Data for this exercise
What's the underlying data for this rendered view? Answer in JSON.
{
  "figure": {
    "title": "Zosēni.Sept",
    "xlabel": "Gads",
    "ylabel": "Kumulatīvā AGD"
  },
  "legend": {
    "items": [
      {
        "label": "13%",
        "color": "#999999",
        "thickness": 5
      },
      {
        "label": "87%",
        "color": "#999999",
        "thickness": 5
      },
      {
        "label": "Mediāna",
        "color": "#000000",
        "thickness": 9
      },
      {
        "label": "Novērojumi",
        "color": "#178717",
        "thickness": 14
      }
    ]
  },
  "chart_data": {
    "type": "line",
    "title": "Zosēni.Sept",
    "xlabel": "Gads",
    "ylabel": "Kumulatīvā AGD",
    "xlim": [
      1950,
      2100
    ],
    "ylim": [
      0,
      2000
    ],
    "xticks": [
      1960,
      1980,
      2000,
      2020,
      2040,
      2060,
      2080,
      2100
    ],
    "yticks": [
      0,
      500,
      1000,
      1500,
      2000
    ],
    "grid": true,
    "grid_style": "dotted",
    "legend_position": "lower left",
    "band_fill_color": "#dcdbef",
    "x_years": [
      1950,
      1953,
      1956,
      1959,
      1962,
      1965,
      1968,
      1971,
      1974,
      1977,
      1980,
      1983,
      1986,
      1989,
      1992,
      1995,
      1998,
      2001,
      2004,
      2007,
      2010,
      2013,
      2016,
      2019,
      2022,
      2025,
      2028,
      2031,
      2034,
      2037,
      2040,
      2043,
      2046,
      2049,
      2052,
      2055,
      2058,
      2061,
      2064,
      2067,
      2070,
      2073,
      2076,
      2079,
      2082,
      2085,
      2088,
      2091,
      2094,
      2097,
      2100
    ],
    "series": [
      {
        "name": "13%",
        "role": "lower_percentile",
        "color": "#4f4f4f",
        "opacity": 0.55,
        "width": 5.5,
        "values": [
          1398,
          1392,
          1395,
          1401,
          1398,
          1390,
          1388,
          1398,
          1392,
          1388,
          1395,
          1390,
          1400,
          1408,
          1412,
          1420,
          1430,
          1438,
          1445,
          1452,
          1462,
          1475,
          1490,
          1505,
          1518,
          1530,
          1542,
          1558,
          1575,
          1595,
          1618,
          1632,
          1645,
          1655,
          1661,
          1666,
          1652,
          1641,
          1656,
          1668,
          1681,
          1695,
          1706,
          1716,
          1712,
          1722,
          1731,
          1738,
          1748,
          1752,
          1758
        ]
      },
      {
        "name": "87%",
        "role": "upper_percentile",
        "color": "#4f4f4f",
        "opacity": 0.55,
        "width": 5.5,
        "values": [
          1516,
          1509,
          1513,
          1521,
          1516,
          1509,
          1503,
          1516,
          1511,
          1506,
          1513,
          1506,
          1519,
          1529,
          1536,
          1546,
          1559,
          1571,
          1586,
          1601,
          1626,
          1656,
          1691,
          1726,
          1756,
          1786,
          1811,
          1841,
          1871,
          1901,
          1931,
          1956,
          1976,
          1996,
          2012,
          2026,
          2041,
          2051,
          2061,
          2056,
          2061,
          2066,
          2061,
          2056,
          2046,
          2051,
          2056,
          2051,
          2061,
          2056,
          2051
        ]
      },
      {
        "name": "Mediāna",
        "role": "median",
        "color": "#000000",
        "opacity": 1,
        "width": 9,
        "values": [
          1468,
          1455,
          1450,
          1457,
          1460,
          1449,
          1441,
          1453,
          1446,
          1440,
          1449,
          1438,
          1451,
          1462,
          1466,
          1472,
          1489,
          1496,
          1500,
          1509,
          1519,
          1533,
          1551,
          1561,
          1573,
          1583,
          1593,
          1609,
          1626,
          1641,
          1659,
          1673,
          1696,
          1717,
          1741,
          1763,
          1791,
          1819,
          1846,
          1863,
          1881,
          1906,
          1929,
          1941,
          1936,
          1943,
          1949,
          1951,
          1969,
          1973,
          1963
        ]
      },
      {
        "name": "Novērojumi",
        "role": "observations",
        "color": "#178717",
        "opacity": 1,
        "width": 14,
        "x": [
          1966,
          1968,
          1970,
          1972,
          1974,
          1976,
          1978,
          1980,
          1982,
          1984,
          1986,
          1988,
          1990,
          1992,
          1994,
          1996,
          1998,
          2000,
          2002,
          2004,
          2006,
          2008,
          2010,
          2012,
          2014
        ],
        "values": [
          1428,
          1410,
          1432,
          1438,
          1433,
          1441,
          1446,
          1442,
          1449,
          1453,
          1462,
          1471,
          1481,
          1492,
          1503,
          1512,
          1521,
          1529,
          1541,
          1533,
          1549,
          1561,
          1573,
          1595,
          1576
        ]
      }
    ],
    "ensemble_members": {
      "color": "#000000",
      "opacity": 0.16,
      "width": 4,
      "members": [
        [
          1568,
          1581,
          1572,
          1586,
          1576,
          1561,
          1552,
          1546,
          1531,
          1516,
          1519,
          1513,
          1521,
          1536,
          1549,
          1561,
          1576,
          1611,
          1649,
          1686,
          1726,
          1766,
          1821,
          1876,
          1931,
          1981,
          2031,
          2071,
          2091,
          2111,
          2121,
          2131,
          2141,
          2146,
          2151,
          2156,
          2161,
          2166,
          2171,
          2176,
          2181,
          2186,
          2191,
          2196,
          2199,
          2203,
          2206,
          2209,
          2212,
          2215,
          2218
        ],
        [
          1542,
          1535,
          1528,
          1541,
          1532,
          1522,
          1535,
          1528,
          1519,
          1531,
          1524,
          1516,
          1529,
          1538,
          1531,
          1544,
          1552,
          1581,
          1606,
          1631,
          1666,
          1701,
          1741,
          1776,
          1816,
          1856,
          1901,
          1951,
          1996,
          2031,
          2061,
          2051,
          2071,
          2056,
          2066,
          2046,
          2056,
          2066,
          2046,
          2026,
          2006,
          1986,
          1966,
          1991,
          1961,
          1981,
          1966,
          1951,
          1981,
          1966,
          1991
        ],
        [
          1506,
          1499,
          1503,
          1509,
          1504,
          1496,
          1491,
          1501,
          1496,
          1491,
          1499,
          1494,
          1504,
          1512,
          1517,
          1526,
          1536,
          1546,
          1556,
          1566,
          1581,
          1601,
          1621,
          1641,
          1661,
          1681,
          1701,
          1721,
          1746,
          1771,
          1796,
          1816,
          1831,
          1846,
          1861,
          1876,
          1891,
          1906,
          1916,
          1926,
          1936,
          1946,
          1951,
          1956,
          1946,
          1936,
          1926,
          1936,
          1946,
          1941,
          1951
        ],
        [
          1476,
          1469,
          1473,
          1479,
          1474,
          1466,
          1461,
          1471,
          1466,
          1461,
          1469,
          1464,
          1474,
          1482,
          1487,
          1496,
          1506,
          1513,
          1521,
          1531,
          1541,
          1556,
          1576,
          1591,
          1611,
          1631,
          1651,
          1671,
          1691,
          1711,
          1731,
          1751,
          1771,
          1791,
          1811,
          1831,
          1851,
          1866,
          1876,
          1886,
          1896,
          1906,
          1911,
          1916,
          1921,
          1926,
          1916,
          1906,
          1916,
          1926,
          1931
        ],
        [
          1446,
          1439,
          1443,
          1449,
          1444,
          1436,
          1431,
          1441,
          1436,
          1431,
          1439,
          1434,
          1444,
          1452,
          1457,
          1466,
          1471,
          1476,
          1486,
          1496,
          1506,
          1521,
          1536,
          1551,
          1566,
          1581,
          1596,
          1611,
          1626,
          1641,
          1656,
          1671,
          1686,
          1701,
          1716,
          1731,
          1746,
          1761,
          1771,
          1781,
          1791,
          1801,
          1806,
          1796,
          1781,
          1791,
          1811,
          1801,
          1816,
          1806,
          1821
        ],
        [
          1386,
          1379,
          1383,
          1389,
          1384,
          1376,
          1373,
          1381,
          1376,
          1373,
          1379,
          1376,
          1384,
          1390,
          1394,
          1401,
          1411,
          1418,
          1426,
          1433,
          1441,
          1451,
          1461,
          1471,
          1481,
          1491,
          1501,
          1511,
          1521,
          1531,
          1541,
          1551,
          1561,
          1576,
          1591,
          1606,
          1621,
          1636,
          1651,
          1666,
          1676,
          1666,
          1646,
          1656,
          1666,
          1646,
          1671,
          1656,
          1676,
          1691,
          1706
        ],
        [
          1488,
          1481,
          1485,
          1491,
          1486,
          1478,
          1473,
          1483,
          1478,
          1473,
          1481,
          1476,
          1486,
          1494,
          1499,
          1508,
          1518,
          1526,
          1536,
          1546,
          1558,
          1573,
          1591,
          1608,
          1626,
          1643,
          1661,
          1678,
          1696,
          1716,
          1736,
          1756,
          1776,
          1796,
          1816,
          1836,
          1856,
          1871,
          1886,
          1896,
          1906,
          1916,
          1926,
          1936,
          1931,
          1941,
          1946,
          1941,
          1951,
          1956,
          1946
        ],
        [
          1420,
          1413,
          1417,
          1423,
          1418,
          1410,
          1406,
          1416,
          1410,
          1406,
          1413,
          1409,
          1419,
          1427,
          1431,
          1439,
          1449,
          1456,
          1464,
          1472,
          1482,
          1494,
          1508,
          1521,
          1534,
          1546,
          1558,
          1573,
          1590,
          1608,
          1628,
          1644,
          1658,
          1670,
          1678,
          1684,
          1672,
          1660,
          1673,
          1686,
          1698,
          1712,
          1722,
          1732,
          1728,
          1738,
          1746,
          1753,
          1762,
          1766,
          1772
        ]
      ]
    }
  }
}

What is expected
Copy each line of the listing that contains the string "thickness".

Solution to this task
        "thickness": 5
        "thickness": 5
        "thickness": 9
        "thickness": 14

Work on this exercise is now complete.